■ Do this ■
Write out every entry word for word.
— start —
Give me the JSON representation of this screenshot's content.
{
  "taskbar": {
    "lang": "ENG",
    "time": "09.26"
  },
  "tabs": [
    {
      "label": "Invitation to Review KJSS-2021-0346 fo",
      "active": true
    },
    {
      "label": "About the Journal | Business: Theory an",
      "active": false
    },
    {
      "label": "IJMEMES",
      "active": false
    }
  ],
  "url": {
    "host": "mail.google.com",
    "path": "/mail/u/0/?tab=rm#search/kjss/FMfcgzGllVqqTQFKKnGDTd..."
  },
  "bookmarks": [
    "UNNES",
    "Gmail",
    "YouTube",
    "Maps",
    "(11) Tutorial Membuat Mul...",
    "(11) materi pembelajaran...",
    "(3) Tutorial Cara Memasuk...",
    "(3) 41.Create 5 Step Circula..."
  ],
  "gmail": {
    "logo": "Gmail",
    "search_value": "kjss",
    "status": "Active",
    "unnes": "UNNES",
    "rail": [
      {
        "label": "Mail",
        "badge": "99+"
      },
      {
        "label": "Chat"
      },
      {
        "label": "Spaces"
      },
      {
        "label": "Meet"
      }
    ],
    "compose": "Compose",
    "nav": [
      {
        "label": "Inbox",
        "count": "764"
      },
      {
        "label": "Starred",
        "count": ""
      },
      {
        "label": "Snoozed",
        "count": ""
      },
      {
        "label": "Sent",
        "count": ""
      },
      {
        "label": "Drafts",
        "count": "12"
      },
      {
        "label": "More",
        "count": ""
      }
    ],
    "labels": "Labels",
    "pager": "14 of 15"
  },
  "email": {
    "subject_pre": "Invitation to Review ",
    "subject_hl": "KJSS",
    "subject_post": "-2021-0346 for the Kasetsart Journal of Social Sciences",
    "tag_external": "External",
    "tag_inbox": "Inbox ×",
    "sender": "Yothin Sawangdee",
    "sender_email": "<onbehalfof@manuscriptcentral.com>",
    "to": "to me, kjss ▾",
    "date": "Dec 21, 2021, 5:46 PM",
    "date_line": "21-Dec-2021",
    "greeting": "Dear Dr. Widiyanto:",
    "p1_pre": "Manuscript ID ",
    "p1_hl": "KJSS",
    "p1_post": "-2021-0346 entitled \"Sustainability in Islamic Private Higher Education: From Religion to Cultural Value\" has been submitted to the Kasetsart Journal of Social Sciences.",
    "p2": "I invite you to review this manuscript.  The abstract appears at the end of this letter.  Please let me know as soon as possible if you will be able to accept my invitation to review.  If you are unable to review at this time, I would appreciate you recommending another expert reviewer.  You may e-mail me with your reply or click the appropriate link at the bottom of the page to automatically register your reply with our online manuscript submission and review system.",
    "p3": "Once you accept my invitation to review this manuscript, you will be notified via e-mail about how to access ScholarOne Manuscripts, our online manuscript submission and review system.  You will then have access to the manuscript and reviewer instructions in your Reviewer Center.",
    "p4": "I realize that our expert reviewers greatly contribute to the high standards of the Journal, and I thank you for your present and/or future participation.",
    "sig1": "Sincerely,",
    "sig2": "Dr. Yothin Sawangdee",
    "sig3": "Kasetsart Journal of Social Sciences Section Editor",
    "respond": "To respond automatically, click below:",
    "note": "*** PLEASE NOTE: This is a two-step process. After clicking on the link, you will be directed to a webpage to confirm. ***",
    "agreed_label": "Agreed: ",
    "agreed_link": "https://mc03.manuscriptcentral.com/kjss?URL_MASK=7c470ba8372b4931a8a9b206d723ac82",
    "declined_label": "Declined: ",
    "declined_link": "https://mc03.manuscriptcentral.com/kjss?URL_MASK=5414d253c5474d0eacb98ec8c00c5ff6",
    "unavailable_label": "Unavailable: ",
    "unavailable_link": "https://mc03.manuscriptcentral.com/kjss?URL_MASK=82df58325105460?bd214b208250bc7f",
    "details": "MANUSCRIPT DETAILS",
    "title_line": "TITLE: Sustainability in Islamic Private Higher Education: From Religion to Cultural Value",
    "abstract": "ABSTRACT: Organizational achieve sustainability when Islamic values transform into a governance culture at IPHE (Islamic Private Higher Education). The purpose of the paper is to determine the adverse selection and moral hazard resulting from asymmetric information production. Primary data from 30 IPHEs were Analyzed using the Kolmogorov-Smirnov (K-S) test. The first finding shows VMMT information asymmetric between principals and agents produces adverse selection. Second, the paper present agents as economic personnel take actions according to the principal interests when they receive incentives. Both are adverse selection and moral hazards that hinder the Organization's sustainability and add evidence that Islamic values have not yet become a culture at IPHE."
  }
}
— end —
■ Full response ■
Give me the JSON representation of this screenshot's content.
{
  "taskbar": {
    "lang": "ENG",
    "time": "09.26"
  },
  "tabs": [
    {
      "label": "Invitation to Review KJSS-2021-0346 fo",
      "active": true
    },
    {
      "label": "About the Journal | Business: Theory an",
      "active": false
    },
    {
      "label": "IJMEMES",
      "active": false
    }
  ],
  "url": {
    "host": "mail.google.com",
    "path": "/mail/u/0/?tab=rm#search/kjss/FMfcgzGllVqqTQFKKnGDTd..."
  },
  "bookmarks": [
    "UNNES",
    "Gmail",
    "YouTube",
    "Maps",
    "(11) Tutorial Membuat Mul...",
    "(11) materi pembelajaran...",
    "(3) Tutorial Cara Memasuk...",
    "(3) 41.Create 5 Step Circula..."
  ],
  "gmail": {
    "logo": "Gmail",
    "search_value": "kjss",
    "status": "Active",
    "unnes": "UNNES",
    "rail": [
      {
        "label": "Mail",
        "badge": "99+"
      },
      {
        "label": "Chat"
      },
      {
        "label": "Spaces"
      },
      {
        "label": "Meet"
      }
    ],
    "compose": "Compose",
    "nav": [
      {
        "label": "Inbox",
        "count": "764"
      },
      {
        "label": "Starred",
        "count": ""
      },
      {
        "label": "Snoozed",
        "count": ""
      },
      {
        "label": "Sent",
        "count": ""
      },
      {
        "label": "Drafts",
        "count": "12"
      },
      {
        "label": "More",
        "count": ""
      }
    ],
    "labels": "Labels",
    "pager": "14 of 15"
  },
  "email": {
    "subject_pre": "Invitation to Review ",
    "subject_hl": "KJSS",
    "subject_post": "-2021-0346 for the Kasetsart Journal of Social Sciences",
    "tag_external": "External",
    "tag_inbox": "Inbox ×",
    "sender": "Yothin Sawangdee",
    "sender_email": "<onbehalfof@manuscriptcentral.com>",
    "to": "to me, kjss ▾",
    "date": "Dec 21, 2021, 5:46 PM",
    "date_line": "21-Dec-2021",
    "greeting": "Dear Dr. Widiyanto:",
    "p1_pre": "Manuscript ID ",
    "p1_hl": "KJSS",
    "p1_post": "-2021-0346 entitled \"Sustainability in Islamic Private Higher Education: From Religion to Cultural Value\" has been submitted to the Kasetsart Journal of Social Sciences.",
    "p2": "I invite you to review this manuscript.  The abstract appears at the end of this letter.  Please let me know as soon as possible if you will be able to accept my invitation to review.  If you are unable to review at this time, I would appreciate you recommending another expert reviewer.  You may e-mail me with your reply or click the appropriate link at the bottom of the page to automatically register your reply with our online manuscript submission and review system.",
    "p3": "Once you accept my invitation to review this manuscript, you will be notified via e-mail about how to access ScholarOne Manuscripts, our online manuscript submission and review system.  You will then have access to the manuscript and reviewer instructions in your Reviewer Center.",
    "p4": "I realize that our expert reviewers greatly contribute to the high standards of the Journal, and I thank you for your present and/or future participation.",
    "sig1": "Sincerely,",
    "sig2": "Dr. Yothin Sawangdee",
    "sig3": "Kasetsart Journal of Social Sciences Section Editor",
    "respond": "To respond automatically, click below:",
    "note": "*** PLEASE NOTE: This is a two-step process. After clicking on the link, you will be directed to a webpage to confirm. ***",
    "agreed_label": "Agreed: ",
    "agreed_link": "https://mc03.manuscriptcentral.com/kjss?URL_MASK=7c470ba8372b4931a8a9b206d723ac82",
    "declined_label": "Declined: ",
    "declined_link": "https://mc03.manuscriptcentral.com/kjss?URL_MASK=5414d253c5474d0eacb98ec8c00c5ff6",
    "unavailable_label": "Unavailable: ",
    "unavailable_link": "https://mc03.manuscriptcentral.com/kjss?URL_MASK=82df58325105460?bd214b208250bc7f",
    "details": "MANUSCRIPT DETAILS",
    "title_line": "TITLE: Sustainability in Islamic Private Higher Education: From Religion to Cultural Value",
    "abstract": "ABSTRACT: Organizational achieve sustainability when Islamic values transform into a governance culture at IPHE (Islamic Private Higher Education). The purpose of the paper is to determine the adverse selection and moral hazard resulting from asymmetric information production. Primary data from 30 IPHEs were Analyzed using the Kolmogorov-Smirnov (K-S) test. The first finding shows VMMT information asymmetric between principals and agents produces adverse selection. Second, the paper present agents as economic personnel take actions according to the principal interests when they receive incentives. Both are adverse selection and moral hazards that hinder the Organization's sustainability and add evidence that Islamic values have not yet become a culture at IPHE."
  }
}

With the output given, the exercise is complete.